Direction: Search the data for the word "more". Reproduce every line where it is found.

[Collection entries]

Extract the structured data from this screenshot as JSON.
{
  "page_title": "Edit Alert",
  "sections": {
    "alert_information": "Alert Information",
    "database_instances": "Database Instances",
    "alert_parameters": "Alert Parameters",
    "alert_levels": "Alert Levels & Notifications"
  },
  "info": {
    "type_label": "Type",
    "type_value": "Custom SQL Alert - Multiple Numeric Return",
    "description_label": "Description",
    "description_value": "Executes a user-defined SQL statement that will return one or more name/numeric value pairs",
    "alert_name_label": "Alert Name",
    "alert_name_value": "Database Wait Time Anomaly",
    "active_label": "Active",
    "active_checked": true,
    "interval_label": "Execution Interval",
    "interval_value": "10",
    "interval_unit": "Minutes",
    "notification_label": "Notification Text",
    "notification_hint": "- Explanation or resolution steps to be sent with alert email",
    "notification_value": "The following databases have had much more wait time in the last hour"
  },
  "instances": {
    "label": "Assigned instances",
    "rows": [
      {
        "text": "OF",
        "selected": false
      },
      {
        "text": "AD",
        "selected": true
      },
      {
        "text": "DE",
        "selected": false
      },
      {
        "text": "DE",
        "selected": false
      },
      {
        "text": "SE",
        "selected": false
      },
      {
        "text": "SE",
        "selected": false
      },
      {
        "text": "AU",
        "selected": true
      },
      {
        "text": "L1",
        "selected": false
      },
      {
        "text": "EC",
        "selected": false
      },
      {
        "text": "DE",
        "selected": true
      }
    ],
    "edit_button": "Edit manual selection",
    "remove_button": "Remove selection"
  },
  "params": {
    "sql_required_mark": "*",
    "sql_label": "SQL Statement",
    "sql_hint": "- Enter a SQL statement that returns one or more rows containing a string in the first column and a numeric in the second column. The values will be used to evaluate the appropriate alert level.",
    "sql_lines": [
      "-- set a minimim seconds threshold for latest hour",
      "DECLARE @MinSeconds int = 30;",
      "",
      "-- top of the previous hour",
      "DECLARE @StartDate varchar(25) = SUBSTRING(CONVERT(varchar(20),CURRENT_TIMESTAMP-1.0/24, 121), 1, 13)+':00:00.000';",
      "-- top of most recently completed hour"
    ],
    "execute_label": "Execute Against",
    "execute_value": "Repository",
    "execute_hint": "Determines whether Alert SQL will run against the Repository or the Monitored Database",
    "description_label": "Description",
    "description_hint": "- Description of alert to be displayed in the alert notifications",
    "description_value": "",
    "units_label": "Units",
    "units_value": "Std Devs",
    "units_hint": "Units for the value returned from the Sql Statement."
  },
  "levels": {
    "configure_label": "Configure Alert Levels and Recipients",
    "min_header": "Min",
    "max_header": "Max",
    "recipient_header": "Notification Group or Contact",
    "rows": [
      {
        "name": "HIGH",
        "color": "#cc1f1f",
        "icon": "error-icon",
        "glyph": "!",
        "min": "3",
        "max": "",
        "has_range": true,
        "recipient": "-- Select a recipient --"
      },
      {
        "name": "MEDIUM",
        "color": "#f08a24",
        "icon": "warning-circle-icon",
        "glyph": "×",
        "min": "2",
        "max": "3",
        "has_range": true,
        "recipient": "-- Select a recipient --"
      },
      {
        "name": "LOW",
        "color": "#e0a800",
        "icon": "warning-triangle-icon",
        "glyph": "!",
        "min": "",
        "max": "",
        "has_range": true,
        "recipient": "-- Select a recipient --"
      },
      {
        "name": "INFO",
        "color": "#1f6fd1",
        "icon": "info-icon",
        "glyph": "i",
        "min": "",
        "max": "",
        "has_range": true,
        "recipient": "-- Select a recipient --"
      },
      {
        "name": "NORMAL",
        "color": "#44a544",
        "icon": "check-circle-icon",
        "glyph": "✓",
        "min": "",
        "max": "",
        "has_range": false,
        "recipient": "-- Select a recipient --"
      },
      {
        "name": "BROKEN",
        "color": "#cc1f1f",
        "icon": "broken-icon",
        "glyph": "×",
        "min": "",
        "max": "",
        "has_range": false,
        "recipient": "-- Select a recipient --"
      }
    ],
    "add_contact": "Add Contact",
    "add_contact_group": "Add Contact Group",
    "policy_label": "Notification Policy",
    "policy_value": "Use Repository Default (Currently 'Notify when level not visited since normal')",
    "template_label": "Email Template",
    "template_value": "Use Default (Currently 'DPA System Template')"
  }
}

==

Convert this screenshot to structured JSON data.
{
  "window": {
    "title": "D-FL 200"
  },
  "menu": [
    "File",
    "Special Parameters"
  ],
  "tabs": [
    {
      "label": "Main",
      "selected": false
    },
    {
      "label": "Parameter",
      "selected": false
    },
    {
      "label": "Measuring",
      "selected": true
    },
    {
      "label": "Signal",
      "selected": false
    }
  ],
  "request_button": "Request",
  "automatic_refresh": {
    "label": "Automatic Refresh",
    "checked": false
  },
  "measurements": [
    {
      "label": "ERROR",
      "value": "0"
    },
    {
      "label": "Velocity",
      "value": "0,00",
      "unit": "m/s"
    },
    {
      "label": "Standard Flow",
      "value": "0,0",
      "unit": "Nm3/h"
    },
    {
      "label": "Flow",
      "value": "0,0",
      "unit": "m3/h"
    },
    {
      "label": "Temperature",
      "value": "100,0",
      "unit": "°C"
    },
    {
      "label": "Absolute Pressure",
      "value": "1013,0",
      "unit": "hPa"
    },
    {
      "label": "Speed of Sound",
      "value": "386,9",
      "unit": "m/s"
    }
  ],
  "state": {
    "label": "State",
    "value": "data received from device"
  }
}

==

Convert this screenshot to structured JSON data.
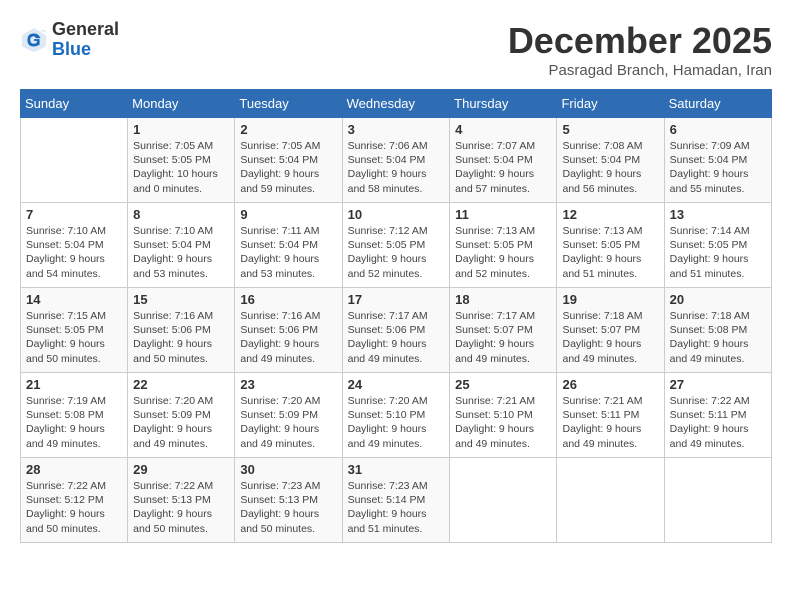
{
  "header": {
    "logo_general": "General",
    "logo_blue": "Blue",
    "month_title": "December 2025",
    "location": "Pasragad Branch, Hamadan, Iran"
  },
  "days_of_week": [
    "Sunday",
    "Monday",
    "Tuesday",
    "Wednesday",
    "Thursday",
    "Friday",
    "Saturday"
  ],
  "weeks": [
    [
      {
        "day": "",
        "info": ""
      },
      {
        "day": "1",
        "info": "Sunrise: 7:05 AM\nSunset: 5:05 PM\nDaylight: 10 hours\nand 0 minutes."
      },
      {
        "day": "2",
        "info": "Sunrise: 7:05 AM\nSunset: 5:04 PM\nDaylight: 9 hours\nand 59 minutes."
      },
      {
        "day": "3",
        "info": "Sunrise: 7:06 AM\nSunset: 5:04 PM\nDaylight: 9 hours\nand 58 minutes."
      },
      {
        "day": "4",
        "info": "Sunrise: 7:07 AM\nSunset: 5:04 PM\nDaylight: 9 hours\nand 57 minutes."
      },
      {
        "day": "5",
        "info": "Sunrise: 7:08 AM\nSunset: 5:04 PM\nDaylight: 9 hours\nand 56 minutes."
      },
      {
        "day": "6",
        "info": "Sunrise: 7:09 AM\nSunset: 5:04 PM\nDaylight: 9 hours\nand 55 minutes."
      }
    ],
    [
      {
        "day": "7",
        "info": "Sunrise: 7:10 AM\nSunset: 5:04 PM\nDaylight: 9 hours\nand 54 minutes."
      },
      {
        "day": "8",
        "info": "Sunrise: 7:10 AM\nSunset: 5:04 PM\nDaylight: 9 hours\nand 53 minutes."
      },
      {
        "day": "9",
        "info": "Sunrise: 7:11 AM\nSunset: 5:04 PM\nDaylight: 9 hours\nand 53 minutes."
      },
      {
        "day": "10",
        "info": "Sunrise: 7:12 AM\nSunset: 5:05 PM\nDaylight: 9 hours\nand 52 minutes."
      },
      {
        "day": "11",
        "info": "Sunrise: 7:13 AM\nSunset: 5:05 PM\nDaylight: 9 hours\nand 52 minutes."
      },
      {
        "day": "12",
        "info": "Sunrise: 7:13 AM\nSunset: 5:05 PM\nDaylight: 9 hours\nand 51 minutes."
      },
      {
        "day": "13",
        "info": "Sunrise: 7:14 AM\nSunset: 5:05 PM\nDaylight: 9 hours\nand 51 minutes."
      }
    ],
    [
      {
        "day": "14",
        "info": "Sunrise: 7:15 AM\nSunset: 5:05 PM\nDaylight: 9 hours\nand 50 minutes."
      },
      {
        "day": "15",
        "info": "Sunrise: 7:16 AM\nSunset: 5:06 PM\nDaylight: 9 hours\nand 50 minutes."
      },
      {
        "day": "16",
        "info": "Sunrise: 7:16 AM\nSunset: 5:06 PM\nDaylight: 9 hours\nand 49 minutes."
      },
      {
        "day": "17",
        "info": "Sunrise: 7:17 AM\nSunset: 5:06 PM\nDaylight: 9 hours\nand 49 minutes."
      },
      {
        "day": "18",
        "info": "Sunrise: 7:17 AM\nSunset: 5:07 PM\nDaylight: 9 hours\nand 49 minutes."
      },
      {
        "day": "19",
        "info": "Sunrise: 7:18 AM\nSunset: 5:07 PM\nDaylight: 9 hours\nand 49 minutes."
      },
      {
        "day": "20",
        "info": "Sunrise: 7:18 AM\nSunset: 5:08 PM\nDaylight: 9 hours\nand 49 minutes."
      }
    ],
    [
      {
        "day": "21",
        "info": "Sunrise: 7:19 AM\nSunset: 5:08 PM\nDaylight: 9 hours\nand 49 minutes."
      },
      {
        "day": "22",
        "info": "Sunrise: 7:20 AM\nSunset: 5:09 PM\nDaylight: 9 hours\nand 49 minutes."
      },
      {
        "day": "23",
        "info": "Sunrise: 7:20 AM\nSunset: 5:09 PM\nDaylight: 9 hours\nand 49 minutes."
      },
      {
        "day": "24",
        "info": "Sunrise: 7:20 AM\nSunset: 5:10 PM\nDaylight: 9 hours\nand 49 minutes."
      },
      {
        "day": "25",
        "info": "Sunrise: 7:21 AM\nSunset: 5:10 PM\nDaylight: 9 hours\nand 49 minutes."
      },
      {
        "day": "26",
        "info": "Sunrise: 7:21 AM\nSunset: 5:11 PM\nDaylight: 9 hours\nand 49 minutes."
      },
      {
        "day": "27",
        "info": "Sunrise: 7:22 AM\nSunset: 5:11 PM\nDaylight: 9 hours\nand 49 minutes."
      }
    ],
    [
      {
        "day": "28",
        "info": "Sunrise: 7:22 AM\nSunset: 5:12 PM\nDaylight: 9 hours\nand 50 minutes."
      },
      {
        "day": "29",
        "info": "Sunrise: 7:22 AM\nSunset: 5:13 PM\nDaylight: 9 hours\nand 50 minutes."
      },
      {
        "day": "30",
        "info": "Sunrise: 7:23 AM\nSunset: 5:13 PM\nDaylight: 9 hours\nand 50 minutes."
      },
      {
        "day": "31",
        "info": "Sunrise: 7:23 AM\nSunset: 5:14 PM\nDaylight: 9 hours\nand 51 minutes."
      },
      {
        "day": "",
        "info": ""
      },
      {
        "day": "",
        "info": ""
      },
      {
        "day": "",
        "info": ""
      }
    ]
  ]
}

Response to the exercise:
    "description_value": "Executes a user-defined SQL statement that will return one or more name/numeric value pairs",
    "notification_value": "The following databases have had much more wait time in the last hour"
    "sql_hint": "- Enter a SQL statement that returns one or more rows containing a string in the first column and a numeric in the second column. The values will be used to evaluate the appropriate alert level.",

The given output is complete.